Stored data entries
-- Begin --

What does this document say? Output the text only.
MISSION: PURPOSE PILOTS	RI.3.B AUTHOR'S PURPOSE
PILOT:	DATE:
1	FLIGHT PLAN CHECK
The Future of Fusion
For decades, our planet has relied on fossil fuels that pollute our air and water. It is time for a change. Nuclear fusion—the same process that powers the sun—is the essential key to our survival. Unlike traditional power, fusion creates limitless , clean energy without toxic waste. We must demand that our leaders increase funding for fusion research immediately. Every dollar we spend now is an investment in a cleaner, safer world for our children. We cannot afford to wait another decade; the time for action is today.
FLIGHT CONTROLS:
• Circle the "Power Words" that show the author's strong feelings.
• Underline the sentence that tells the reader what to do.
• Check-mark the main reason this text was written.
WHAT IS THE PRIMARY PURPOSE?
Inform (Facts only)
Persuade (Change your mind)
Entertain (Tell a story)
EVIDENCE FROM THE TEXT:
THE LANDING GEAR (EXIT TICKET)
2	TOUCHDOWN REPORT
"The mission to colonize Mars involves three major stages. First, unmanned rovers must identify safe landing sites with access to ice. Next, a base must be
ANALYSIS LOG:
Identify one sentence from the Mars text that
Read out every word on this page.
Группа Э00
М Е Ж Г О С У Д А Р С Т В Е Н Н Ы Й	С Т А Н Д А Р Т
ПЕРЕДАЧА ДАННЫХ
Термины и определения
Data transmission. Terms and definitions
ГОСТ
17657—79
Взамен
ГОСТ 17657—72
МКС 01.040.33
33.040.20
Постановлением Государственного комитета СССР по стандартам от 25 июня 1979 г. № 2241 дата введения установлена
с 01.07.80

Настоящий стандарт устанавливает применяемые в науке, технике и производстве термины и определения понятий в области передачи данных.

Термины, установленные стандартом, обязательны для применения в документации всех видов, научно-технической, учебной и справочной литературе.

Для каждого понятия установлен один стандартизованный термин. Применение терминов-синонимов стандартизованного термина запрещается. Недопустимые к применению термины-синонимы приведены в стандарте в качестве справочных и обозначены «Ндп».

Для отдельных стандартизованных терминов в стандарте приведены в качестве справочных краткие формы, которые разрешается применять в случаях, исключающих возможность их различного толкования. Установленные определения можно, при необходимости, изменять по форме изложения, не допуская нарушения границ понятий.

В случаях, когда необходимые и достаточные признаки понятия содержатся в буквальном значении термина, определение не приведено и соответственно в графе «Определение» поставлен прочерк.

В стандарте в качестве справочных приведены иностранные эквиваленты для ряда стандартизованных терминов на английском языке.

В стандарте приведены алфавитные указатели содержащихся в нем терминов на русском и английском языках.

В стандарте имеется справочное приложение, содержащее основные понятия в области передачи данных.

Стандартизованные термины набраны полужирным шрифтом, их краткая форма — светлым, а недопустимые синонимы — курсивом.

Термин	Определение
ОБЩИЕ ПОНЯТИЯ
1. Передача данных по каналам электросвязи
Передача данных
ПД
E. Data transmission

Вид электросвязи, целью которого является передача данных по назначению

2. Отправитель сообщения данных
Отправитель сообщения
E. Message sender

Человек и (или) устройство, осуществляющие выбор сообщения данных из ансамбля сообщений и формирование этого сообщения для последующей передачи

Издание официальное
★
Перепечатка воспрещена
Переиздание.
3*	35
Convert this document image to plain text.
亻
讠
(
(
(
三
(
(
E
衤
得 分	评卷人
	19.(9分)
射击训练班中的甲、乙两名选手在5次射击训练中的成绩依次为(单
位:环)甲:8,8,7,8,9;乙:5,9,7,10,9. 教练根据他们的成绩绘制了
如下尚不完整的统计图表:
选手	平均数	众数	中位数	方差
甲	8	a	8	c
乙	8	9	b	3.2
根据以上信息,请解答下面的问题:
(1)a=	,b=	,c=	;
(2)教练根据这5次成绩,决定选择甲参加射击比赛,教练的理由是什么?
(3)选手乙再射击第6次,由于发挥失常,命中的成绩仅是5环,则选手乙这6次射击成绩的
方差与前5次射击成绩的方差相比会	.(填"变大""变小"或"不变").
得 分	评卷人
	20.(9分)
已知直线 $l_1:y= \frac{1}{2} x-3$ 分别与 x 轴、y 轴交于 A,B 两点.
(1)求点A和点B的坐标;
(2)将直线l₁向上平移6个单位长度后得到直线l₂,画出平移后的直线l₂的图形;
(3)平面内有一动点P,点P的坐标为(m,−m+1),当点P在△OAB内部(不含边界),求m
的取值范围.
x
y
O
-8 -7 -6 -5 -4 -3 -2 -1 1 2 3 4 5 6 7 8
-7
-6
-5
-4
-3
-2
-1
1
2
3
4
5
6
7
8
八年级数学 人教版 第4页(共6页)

-- End --

- **Work to do**: Gather up, from the records above, each line where the word "области" appears.

- **Written reply**:
Настоящий стандарт устанавливает применяемые в науке, технике и производстве термины и определения понятий в области передачи данных.
В стандарте имеется справочное приложение, содержащее основные понятия в области передачи данных.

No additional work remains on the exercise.